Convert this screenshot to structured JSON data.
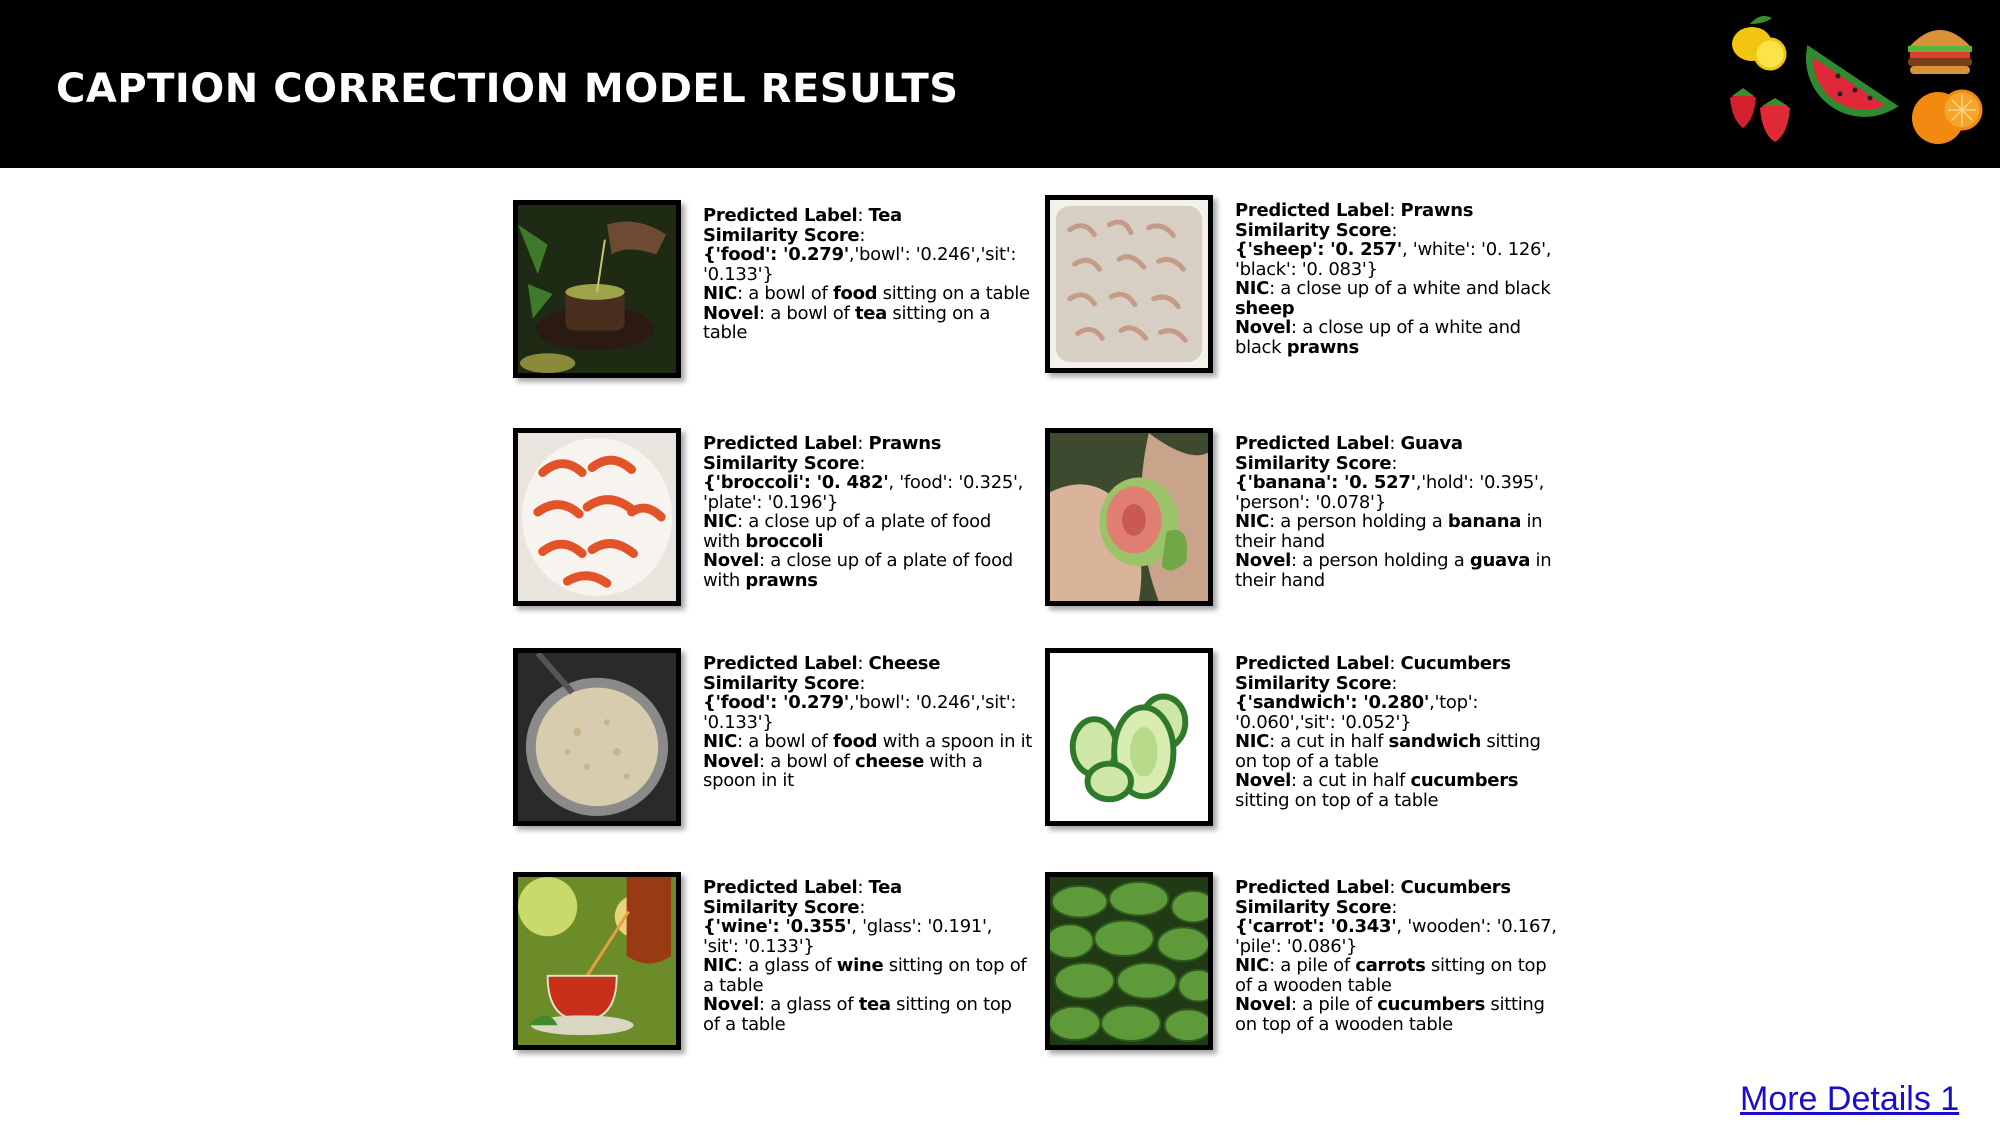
{
  "header": {
    "title": "CAPTION CORRECTION MODEL RESULTS"
  },
  "decor": {
    "fruit_icons": [
      "lemon-icon",
      "watermelon-icon",
      "burger-icon",
      "strawberry-icon",
      "orange-icon"
    ]
  },
  "common": {
    "predicted_label_prefix": "Predicted Label",
    "similarity_score_label": "Similarity Score",
    "nic_label": "NIC",
    "novel_label": "Novel",
    "colon": ":"
  },
  "results": [
    {
      "image_icon": "tea-image",
      "label": "Tea",
      "score_bold": "{'food': '0.279'",
      "score_rest": ",'bowl': '0.246','sit': '0.133'}",
      "nic_pre": "a bowl of ",
      "nic_word": "food",
      "nic_post": " sitting on a table",
      "novel_pre": "a bowl of ",
      "novel_word": "tea",
      "novel_post": " sitting on a table"
    },
    {
      "image_icon": "prawns-image",
      "label": "Prawns",
      "score_bold": "{'sheep': '0. 257'",
      "score_rest": ", 'white': '0. 126', 'black': '0. 083'}",
      "nic_pre": "a close up of a white and black ",
      "nic_word": "sheep",
      "nic_post": "",
      "novel_pre": "a close up of a white and black ",
      "novel_word": "prawns",
      "novel_post": ""
    },
    {
      "image_icon": "prawns-plate-image",
      "label": "Prawns",
      "score_bold": "{'broccoli': '0. 482'",
      "score_rest": ", 'food': '0.325', 'plate': '0.196'}",
      "nic_pre": "a close up of a plate of food with ",
      "nic_word": "broccoli",
      "nic_post": "",
      "novel_pre": "a close up of a plate of food with ",
      "novel_word": "prawns",
      "novel_post": ""
    },
    {
      "image_icon": "guava-image",
      "label": "Guava",
      "score_bold": "{'banana': '0. 527'",
      "score_rest": ",'hold': '0.395', 'person': '0.078'}",
      "nic_pre": "a person holding a ",
      "nic_word": "banana",
      "nic_post": " in their hand",
      "novel_pre": " a person holding a ",
      "novel_word": "guava",
      "novel_post": " in their hand"
    },
    {
      "image_icon": "cheese-image",
      "label": "Cheese",
      "score_bold": "{'food': '0.279'",
      "score_rest": ",'bowl': '0.246','sit': '0.133'}",
      "nic_pre": "a bowl of ",
      "nic_word": "food",
      "nic_post": " with a spoon in it",
      "novel_pre": "a bowl of ",
      "novel_word": "cheese",
      "novel_post": " with a spoon in it"
    },
    {
      "image_icon": "cucumbers-image",
      "label": "Cucumbers",
      "score_bold": "{'sandwich': '0.280'",
      "score_rest": ",'top': '0.060','sit': '0.052'}",
      "nic_pre": "a cut in half ",
      "nic_word": "sandwich",
      "nic_post": " sitting on top of a table",
      "novel_pre": "a cut in half ",
      "novel_word": "cucumbers",
      "novel_post": " sitting on top of a table"
    },
    {
      "image_icon": "tea-glass-image",
      "label": "Tea",
      "score_bold": "{'wine': '0.355'",
      "score_rest": ", 'glass': '0.191', 'sit': '0.133'}",
      "nic_pre": "a glass of ",
      "nic_word": "wine",
      "nic_post": " sitting on top of a table",
      "novel_pre": "a glass of ",
      "novel_word": "tea",
      "novel_post": " sitting on top of a table"
    },
    {
      "image_icon": "cucumber-pile-image",
      "label": "Cucumbers",
      "score_bold": "{'carrot': '0.343'",
      "score_rest": ", 'wooden': '0.167, 'pile': '0.086'}",
      "nic_pre": "a pile of ",
      "nic_word": "carrots",
      "nic_post": " sitting on top of a wooden table",
      "novel_pre": "a pile of ",
      "novel_word": "cucumbers",
      "novel_post": " sitting on top of a wooden table"
    }
  ],
  "footer": {
    "link_text": "More Details 1"
  }
}
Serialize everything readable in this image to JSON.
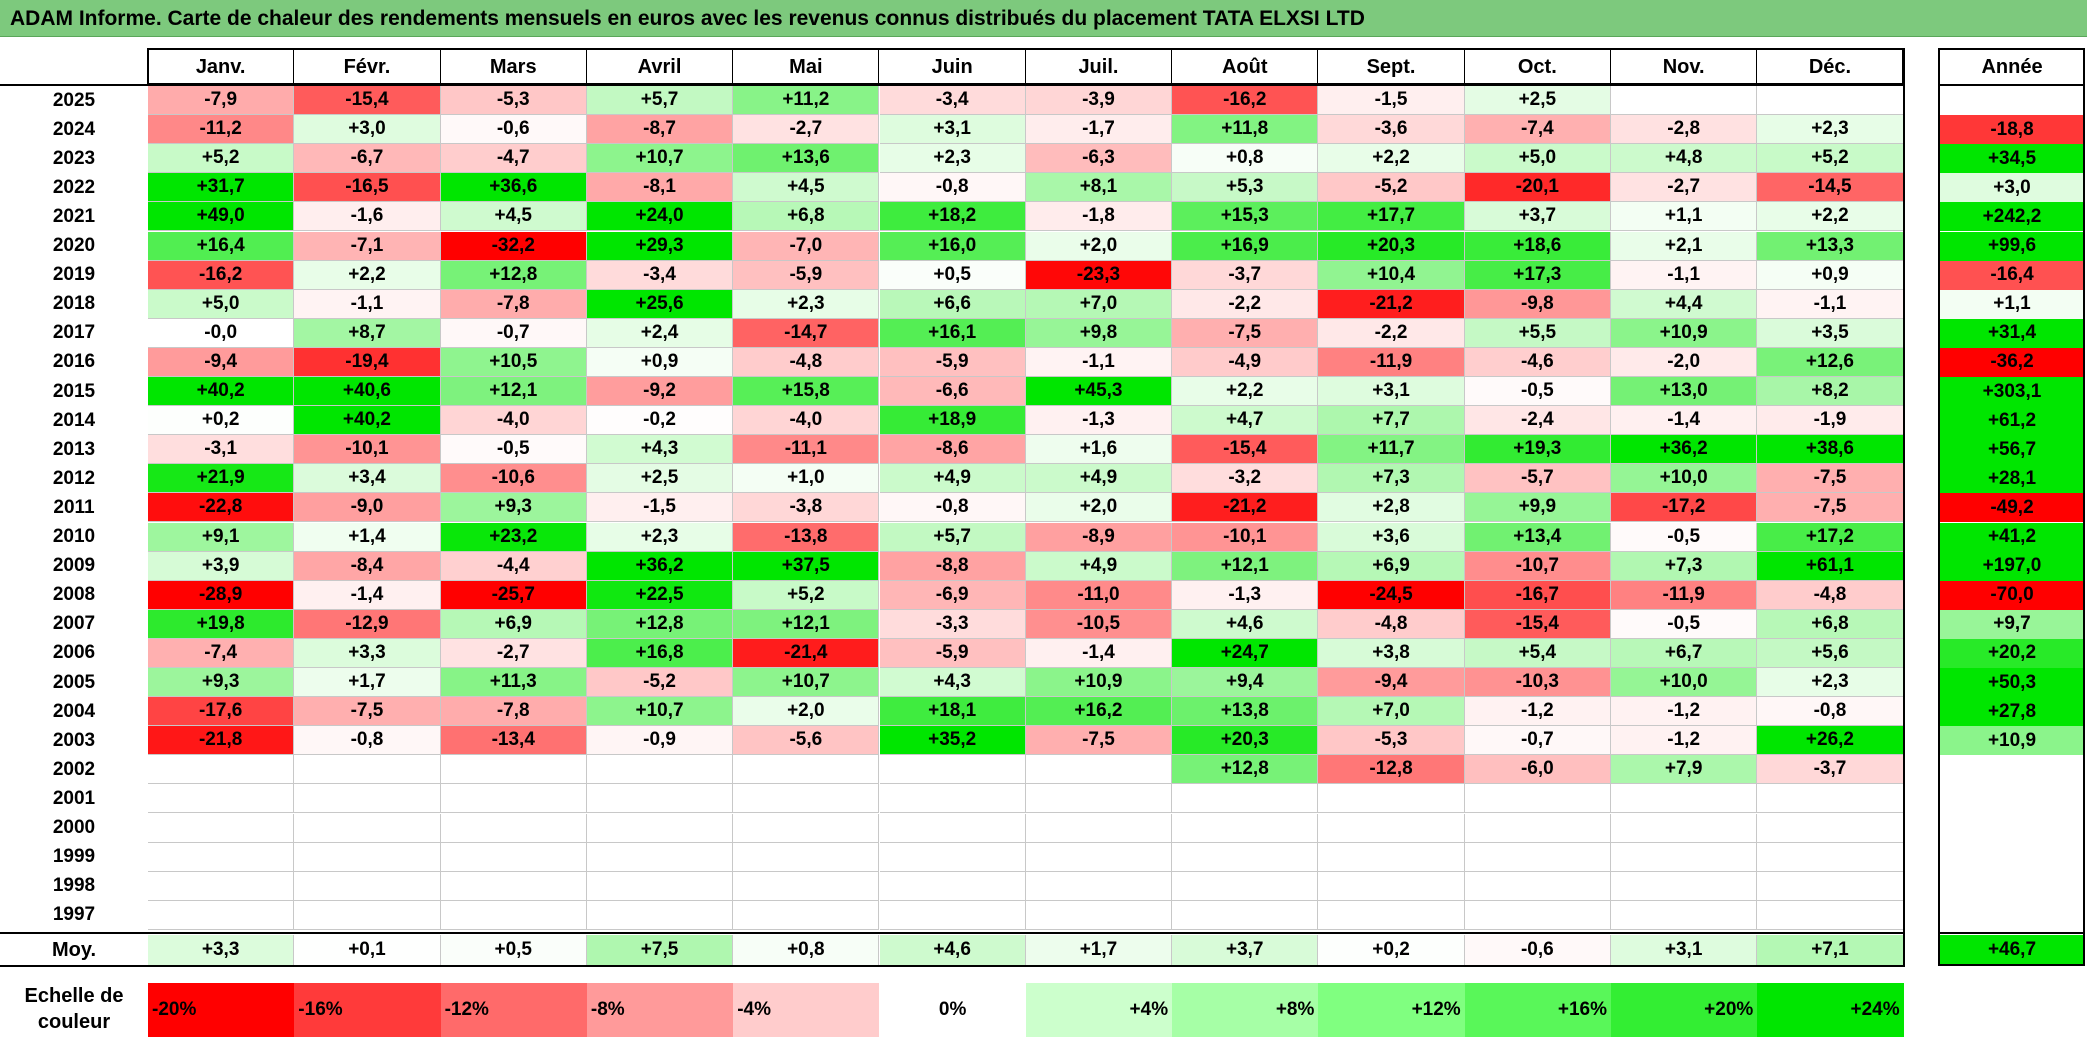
{
  "title": "ADAM Informe. Carte de chaleur des rendements mensuels en euros avec les revenus connus distribués du placement TATA ELXSI LTD",
  "chart_data": {
    "type": "heatmap",
    "title": "ADAM Informe. Carte de chaleur des rendements mensuels en euros avec les revenus connus distribués du placement TATA ELXSI LTD",
    "months": [
      "Janv.",
      "Févr.",
      "Mars",
      "Avril",
      "Mai",
      "Juin",
      "Juil.",
      "Août",
      "Sept.",
      "Oct.",
      "Nov.",
      "Déc."
    ],
    "annual_label": "Année",
    "avg_label": "Moy.",
    "rows": [
      {
        "year": "2025",
        "values": [
          "-7,9",
          "-15,4",
          "-5,3",
          "+5,7",
          "+11,2",
          "-3,4",
          "-3,9",
          "-16,2",
          "-1,5",
          "+2,5",
          "",
          ""
        ],
        "annual": ""
      },
      {
        "year": "2024",
        "values": [
          "-11,2",
          "+3,0",
          "-0,6",
          "-8,7",
          "-2,7",
          "+3,1",
          "-1,7",
          "+11,8",
          "-3,6",
          "-7,4",
          "-2,8",
          "+2,3"
        ],
        "annual": "-18,8"
      },
      {
        "year": "2023",
        "values": [
          "+5,2",
          "-6,7",
          "-4,7",
          "+10,7",
          "+13,6",
          "+2,3",
          "-6,3",
          "+0,8",
          "+2,2",
          "+5,0",
          "+4,8",
          "+5,2"
        ],
        "annual": "+34,5"
      },
      {
        "year": "2022",
        "values": [
          "+31,7",
          "-16,5",
          "+36,6",
          "-8,1",
          "+4,5",
          "-0,8",
          "+8,1",
          "+5,3",
          "-5,2",
          "-20,1",
          "-2,7",
          "-14,5"
        ],
        "annual": "+3,0"
      },
      {
        "year": "2021",
        "values": [
          "+49,0",
          "-1,6",
          "+4,5",
          "+24,0",
          "+6,8",
          "+18,2",
          "-1,8",
          "+15,3",
          "+17,7",
          "+3,7",
          "+1,1",
          "+2,2"
        ],
        "annual": "+242,2"
      },
      {
        "year": "2020",
        "values": [
          "+16,4",
          "-7,1",
          "-32,2",
          "+29,3",
          "-7,0",
          "+16,0",
          "+2,0",
          "+16,9",
          "+20,3",
          "+18,6",
          "+2,1",
          "+13,3"
        ],
        "annual": "+99,6"
      },
      {
        "year": "2019",
        "values": [
          "-16,2",
          "+2,2",
          "+12,8",
          "-3,4",
          "-5,9",
          "+0,5",
          "-23,3",
          "-3,7",
          "+10,4",
          "+17,3",
          "-1,1",
          "+0,9"
        ],
        "annual": "-16,4"
      },
      {
        "year": "2018",
        "values": [
          "+5,0",
          "-1,1",
          "-7,8",
          "+25,6",
          "+2,3",
          "+6,6",
          "+7,0",
          "-2,2",
          "-21,2",
          "-9,8",
          "+4,4",
          "-1,1"
        ],
        "annual": "+1,1"
      },
      {
        "year": "2017",
        "values": [
          "-0,0",
          "+8,7",
          "-0,7",
          "+2,4",
          "-14,7",
          "+16,1",
          "+9,8",
          "-7,5",
          "-2,2",
          "+5,5",
          "+10,9",
          "+3,5"
        ],
        "annual": "+31,4"
      },
      {
        "year": "2016",
        "values": [
          "-9,4",
          "-19,4",
          "+10,5",
          "+0,9",
          "-4,8",
          "-5,9",
          "-1,1",
          "-4,9",
          "-11,9",
          "-4,6",
          "-2,0",
          "+12,6"
        ],
        "annual": "-36,2"
      },
      {
        "year": "2015",
        "values": [
          "+40,2",
          "+40,6",
          "+12,1",
          "-9,2",
          "+15,8",
          "-6,6",
          "+45,3",
          "+2,2",
          "+3,1",
          "-0,5",
          "+13,0",
          "+8,2"
        ],
        "annual": "+303,1"
      },
      {
        "year": "2014",
        "values": [
          "+0,2",
          "+40,2",
          "-4,0",
          "-0,2",
          "-4,0",
          "+18,9",
          "-1,3",
          "+4,7",
          "+7,7",
          "-2,4",
          "-1,4",
          "-1,9"
        ],
        "annual": "+61,2"
      },
      {
        "year": "2013",
        "values": [
          "-3,1",
          "-10,1",
          "-0,5",
          "+4,3",
          "-11,1",
          "-8,6",
          "+1,6",
          "-15,4",
          "+11,7",
          "+19,3",
          "+36,2",
          "+38,6"
        ],
        "annual": "+56,7"
      },
      {
        "year": "2012",
        "values": [
          "+21,9",
          "+3,4",
          "-10,6",
          "+2,5",
          "+1,0",
          "+4,9",
          "+4,9",
          "-3,2",
          "+7,3",
          "-5,7",
          "+10,0",
          "-7,5"
        ],
        "annual": "+28,1"
      },
      {
        "year": "2011",
        "values": [
          "-22,8",
          "-9,0",
          "+9,3",
          "-1,5",
          "-3,8",
          "-0,8",
          "+2,0",
          "-21,2",
          "+2,8",
          "+9,9",
          "-17,2",
          "-7,5"
        ],
        "annual": "-49,2"
      },
      {
        "year": "2010",
        "values": [
          "+9,1",
          "+1,4",
          "+23,2",
          "+2,3",
          "-13,8",
          "+5,7",
          "-8,9",
          "-10,1",
          "+3,6",
          "+13,4",
          "-0,5",
          "+17,2"
        ],
        "annual": "+41,2"
      },
      {
        "year": "2009",
        "values": [
          "+3,9",
          "-8,4",
          "-4,4",
          "+36,2",
          "+37,5",
          "-8,8",
          "+4,9",
          "+12,1",
          "+6,9",
          "-10,7",
          "+7,3",
          "+61,1"
        ],
        "annual": "+197,0"
      },
      {
        "year": "2008",
        "values": [
          "-28,9",
          "-1,4",
          "-25,7",
          "+22,5",
          "+5,2",
          "-6,9",
          "-11,0",
          "-1,3",
          "-24,5",
          "-16,7",
          "-11,9",
          "-4,8"
        ],
        "annual": "-70,0"
      },
      {
        "year": "2007",
        "values": [
          "+19,8",
          "-12,9",
          "+6,9",
          "+12,8",
          "+12,1",
          "-3,3",
          "-10,5",
          "+4,6",
          "-4,8",
          "-15,4",
          "-0,5",
          "+6,8"
        ],
        "annual": "+9,7"
      },
      {
        "year": "2006",
        "values": [
          "-7,4",
          "+3,3",
          "-2,7",
          "+16,8",
          "-21,4",
          "-5,9",
          "-1,4",
          "+24,7",
          "+3,8",
          "+5,4",
          "+6,7",
          "+5,6"
        ],
        "annual": "+20,2"
      },
      {
        "year": "2005",
        "values": [
          "+9,3",
          "+1,7",
          "+11,3",
          "-5,2",
          "+10,7",
          "+4,3",
          "+10,9",
          "+9,4",
          "-9,4",
          "-10,3",
          "+10,0",
          "+2,3"
        ],
        "annual": "+50,3"
      },
      {
        "year": "2004",
        "values": [
          "-17,6",
          "-7,5",
          "-7,8",
          "+10,7",
          "+2,0",
          "+18,1",
          "+16,2",
          "+13,8",
          "+7,0",
          "-1,2",
          "-1,2",
          "-0,8"
        ],
        "annual": "+27,8"
      },
      {
        "year": "2003",
        "values": [
          "-21,8",
          "-0,8",
          "-13,4",
          "-0,9",
          "-5,6",
          "+35,2",
          "-7,5",
          "+20,3",
          "-5,3",
          "-0,7",
          "-1,2",
          "+26,2"
        ],
        "annual": "+10,9"
      },
      {
        "year": "2002",
        "values": [
          "",
          "",
          "",
          "",
          "",
          "",
          "",
          "+12,8",
          "-12,8",
          "-6,0",
          "+7,9",
          "-3,7"
        ],
        "annual": ""
      },
      {
        "year": "2001",
        "values": [
          "",
          "",
          "",
          "",
          "",
          "",
          "",
          "",
          "",
          "",
          "",
          ""
        ],
        "annual": ""
      },
      {
        "year": "2000",
        "values": [
          "",
          "",
          "",
          "",
          "",
          "",
          "",
          "",
          "",
          "",
          "",
          ""
        ],
        "annual": ""
      },
      {
        "year": "1999",
        "values": [
          "",
          "",
          "",
          "",
          "",
          "",
          "",
          "",
          "",
          "",
          "",
          ""
        ],
        "annual": ""
      },
      {
        "year": "1998",
        "values": [
          "",
          "",
          "",
          "",
          "",
          "",
          "",
          "",
          "",
          "",
          "",
          ""
        ],
        "annual": ""
      },
      {
        "year": "1997",
        "values": [
          "",
          "",
          "",
          "",
          "",
          "",
          "",
          "",
          "",
          "",
          "",
          ""
        ],
        "annual": ""
      }
    ],
    "averages": [
      "+3,3",
      "+0,1",
      "+0,5",
      "+7,5",
      "+0,8",
      "+4,6",
      "+1,7",
      "+3,7",
      "+0,2",
      "-0,6",
      "+3,1",
      "+7,1"
    ],
    "annual_average": "+46,7",
    "scale_label": "Echelle de couleur",
    "scale": [
      {
        "label": "-20%",
        "color": "#ff0000"
      },
      {
        "label": "-16%",
        "color": "#ff3a3a"
      },
      {
        "label": "-12%",
        "color": "#ff6a6a"
      },
      {
        "label": "-8%",
        "color": "#ff9a9a"
      },
      {
        "label": "-4%",
        "color": "#ffcccc"
      },
      {
        "label": "0%",
        "color": "#ffffff"
      },
      {
        "label": "+4%",
        "color": "#ccffcc"
      },
      {
        "label": "+8%",
        "color": "#a6ffa6"
      },
      {
        "label": "+12%",
        "color": "#80ff80"
      },
      {
        "label": "+16%",
        "color": "#59f759"
      },
      {
        "label": "+20%",
        "color": "#33ee33"
      },
      {
        "label": "+24%",
        "color": "#00e600"
      }
    ]
  }
}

_GOAL OF THE EXERCISE_
Across the entries above, how many lines contain "plate"? Provide only the count.

_THE REPLY_
4